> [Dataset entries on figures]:
------------------------------------------------------------------------

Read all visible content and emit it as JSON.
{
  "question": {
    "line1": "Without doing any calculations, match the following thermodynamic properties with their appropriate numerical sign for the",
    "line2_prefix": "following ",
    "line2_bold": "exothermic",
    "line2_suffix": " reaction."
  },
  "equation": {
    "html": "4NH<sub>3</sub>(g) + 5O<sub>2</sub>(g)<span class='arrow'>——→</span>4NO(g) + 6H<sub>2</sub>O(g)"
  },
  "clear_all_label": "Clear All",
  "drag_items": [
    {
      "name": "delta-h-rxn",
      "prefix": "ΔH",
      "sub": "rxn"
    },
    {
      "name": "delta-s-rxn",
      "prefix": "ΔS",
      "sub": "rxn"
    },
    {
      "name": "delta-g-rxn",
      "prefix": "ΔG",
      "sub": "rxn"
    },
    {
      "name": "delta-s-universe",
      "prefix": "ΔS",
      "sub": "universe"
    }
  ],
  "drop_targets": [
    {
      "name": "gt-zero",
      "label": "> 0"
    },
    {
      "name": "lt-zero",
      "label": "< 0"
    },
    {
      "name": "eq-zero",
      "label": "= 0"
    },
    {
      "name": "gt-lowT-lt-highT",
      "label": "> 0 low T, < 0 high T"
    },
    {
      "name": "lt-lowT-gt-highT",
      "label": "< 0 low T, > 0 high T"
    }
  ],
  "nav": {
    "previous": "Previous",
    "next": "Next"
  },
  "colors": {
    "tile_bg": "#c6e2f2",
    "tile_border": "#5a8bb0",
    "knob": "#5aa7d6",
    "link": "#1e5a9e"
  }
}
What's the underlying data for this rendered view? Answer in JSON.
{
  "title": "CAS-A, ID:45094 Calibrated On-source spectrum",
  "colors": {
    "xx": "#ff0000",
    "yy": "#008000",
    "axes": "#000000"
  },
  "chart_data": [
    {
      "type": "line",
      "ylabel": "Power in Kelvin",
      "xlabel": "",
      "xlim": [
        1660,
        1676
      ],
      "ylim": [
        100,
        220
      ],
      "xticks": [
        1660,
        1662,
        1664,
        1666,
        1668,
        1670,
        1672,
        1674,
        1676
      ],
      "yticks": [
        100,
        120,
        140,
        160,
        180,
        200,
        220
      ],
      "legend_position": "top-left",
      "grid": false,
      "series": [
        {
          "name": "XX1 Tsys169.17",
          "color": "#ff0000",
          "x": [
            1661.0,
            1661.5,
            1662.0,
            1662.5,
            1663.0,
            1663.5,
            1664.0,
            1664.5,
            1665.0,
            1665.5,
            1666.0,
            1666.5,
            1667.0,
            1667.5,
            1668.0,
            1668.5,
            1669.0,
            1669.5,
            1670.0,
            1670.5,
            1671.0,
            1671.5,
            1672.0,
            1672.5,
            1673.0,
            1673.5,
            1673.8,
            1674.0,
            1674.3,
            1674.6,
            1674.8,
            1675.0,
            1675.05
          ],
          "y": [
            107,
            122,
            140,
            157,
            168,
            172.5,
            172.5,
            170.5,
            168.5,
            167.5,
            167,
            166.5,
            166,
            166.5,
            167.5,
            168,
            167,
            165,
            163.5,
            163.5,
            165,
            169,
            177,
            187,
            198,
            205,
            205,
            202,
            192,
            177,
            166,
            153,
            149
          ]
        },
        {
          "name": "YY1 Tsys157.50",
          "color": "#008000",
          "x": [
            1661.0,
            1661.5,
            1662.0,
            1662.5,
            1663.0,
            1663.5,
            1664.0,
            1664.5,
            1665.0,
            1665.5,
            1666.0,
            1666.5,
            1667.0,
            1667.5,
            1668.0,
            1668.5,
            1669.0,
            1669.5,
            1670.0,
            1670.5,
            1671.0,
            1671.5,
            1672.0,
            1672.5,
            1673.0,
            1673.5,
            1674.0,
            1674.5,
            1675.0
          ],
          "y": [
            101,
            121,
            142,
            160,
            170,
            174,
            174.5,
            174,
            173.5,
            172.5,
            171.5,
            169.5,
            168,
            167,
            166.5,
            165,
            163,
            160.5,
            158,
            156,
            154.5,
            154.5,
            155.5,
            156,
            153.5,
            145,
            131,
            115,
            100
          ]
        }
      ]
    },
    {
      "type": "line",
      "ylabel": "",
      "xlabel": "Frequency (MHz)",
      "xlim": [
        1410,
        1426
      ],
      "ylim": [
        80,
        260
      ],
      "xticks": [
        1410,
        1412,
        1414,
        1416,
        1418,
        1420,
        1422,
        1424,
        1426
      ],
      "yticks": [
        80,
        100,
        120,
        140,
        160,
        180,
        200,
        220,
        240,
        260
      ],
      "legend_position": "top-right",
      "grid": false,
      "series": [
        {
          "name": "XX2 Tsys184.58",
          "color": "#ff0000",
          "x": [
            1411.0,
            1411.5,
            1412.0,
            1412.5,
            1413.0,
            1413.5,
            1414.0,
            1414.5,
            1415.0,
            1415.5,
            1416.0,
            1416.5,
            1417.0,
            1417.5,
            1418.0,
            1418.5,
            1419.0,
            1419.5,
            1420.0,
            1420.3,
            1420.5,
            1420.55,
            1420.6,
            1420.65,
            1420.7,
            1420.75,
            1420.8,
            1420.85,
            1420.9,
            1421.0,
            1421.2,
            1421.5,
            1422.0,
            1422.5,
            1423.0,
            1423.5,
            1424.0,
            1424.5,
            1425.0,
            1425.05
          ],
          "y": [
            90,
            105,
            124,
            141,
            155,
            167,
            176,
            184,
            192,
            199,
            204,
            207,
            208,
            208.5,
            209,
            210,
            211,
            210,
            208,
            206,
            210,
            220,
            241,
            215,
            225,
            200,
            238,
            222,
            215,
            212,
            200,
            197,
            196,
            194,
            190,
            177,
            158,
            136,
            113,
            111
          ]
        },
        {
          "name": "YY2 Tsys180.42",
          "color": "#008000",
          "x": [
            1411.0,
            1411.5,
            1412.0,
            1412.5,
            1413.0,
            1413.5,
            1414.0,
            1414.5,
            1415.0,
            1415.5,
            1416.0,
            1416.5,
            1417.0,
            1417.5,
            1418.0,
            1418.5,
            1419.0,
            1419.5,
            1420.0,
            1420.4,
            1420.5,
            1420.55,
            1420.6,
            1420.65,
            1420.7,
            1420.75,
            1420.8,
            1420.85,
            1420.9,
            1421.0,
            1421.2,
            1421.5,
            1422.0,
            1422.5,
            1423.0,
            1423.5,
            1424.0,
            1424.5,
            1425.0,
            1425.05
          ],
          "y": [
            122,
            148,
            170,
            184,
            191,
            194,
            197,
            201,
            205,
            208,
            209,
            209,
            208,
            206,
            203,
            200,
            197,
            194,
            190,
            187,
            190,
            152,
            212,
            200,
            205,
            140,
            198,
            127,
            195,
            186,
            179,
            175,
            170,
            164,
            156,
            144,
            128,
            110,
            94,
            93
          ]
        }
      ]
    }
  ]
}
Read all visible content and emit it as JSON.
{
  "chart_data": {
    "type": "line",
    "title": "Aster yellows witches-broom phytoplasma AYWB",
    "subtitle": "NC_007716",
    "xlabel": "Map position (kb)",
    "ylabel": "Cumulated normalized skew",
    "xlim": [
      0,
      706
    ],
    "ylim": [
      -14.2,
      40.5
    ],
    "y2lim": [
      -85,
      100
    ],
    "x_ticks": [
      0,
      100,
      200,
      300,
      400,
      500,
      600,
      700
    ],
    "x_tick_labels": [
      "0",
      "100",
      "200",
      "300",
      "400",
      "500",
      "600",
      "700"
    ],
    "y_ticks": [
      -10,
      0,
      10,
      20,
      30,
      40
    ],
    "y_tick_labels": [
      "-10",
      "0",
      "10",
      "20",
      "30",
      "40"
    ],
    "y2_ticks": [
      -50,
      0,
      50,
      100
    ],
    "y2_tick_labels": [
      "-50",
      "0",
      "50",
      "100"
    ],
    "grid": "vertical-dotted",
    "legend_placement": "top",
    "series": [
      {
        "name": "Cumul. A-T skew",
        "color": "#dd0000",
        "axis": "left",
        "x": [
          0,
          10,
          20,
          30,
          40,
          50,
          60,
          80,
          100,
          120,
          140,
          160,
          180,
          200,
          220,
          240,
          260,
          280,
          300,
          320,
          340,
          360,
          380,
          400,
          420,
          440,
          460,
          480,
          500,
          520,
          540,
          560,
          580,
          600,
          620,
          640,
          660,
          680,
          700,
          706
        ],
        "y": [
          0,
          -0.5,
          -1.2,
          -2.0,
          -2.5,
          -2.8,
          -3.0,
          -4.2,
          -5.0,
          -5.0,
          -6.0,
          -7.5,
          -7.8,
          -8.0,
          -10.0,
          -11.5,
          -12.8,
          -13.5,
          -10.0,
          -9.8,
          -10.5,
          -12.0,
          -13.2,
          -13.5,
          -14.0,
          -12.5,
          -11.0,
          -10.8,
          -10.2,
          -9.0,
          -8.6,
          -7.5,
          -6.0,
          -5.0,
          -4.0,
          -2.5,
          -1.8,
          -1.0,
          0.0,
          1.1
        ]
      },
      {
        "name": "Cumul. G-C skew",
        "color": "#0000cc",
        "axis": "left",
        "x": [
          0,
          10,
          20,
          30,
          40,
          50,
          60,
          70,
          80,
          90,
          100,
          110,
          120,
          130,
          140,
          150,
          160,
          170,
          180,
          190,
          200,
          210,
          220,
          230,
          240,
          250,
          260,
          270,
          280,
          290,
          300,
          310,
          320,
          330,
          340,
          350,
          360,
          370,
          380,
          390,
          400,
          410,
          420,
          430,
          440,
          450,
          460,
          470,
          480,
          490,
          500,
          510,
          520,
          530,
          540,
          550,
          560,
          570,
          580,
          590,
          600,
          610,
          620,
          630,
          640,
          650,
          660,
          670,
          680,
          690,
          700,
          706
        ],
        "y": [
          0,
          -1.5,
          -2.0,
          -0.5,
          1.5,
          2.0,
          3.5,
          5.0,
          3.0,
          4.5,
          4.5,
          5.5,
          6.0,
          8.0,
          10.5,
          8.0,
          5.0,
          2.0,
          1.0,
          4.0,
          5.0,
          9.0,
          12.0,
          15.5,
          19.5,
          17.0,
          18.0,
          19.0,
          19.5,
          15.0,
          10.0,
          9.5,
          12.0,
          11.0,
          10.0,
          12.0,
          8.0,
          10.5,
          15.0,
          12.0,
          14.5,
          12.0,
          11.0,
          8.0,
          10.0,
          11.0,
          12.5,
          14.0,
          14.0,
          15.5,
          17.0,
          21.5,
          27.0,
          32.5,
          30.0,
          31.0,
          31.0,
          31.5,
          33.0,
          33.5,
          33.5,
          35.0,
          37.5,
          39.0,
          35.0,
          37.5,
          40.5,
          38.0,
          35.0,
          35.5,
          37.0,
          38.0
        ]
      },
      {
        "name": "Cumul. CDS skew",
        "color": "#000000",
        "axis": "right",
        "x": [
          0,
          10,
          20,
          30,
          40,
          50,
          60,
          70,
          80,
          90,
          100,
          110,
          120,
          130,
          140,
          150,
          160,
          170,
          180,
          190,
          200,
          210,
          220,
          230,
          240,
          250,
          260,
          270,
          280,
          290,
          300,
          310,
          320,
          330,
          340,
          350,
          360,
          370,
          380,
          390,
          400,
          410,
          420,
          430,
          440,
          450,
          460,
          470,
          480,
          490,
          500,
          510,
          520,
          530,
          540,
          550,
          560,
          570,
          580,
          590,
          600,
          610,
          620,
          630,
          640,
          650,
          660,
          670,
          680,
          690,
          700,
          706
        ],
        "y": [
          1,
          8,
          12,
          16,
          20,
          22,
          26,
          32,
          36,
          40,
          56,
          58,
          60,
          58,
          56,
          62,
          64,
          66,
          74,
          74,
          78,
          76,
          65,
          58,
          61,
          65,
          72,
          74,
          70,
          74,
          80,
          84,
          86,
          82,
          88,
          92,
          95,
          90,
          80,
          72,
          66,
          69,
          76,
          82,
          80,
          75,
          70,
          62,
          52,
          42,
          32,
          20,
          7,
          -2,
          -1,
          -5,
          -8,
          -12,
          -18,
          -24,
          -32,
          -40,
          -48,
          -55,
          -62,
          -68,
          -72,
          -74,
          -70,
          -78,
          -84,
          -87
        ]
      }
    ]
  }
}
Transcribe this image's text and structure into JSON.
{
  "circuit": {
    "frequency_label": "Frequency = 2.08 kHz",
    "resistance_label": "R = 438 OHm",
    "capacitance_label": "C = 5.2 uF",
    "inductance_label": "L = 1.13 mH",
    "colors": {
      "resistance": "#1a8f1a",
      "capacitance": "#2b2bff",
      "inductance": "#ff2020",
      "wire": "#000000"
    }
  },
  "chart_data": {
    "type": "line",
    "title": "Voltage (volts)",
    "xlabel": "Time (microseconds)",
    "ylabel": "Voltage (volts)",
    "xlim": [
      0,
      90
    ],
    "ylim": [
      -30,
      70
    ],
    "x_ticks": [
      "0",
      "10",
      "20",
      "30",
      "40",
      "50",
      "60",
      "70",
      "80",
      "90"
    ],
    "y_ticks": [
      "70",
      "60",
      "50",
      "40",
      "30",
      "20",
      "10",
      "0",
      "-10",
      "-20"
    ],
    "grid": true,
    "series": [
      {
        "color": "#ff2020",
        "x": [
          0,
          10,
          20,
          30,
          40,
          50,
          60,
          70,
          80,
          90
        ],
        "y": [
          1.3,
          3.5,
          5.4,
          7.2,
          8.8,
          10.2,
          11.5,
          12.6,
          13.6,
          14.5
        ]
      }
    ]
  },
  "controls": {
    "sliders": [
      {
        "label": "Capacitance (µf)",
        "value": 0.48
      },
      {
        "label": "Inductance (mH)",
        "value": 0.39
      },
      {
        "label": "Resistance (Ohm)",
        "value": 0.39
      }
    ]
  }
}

------------------------------------------------------------------------

> [EXERCISE BRIEF]:
Give again the lines from the line holding "Transcribe this image's" through the close of the listing, both included, exactly as written and with nothing else.

> [EXERCISE RESPONSE]:
Transcribe this image's text and structure into JSON.
{
  "circuit": {
    "frequency_label": "Frequency = 2.08 kHz",
    "resistance_label": "R = 438 OHm",
    "capacitance_label": "C = 5.2 uF",
    "inductance_label": "L = 1.13 mH",
    "colors": {
      "resistance": "#1a8f1a",
      "capacitance": "#2b2bff",
      "inductance": "#ff2020",
      "wire": "#000000"
    }
  },
  "chart_data": {
    "type": "line",
    "title": "Voltage (volts)",
    "xlabel": "Time (microseconds)",
    "ylabel": "Voltage (volts)",
    "xlim": [
      0,
      90
    ],
    "ylim": [
      -30,
      70
    ],
    "x_ticks": [
      "0",
      "10",
      "20",
      "30",
      "40",
      "50",
      "60",
      "70",
      "80",
      "90"
    ],
    "y_ticks": [
      "70",
      "60",
      "50",
      "40",
      "30",
      "20",
      "10",
      "0",
      "-10",
      "-20"
    ],
    "grid": true,
    "series": [
      {
        "color": "#ff2020",
        "x": [
          0,
          10,
          20,
          30,
          40,
          50,
          60,
          70,
          80,
          90
        ],
        "y": [
          1.3,
          3.5,
          5.4,
          7.2,
          8.8,
          10.2,
          11.5,
          12.6,
          13.6,
          14.5
        ]
      }
    ]
  },
  "controls": {
    "sliders": [
      {
        "label": "Capacitance (µf)",
        "value": 0.48
      },
      {
        "label": "Inductance (mH)",
        "value": 0.39
      },
      {
        "label": "Resistance (Ohm)",
        "value": 0.39
      }
    ]
  }
}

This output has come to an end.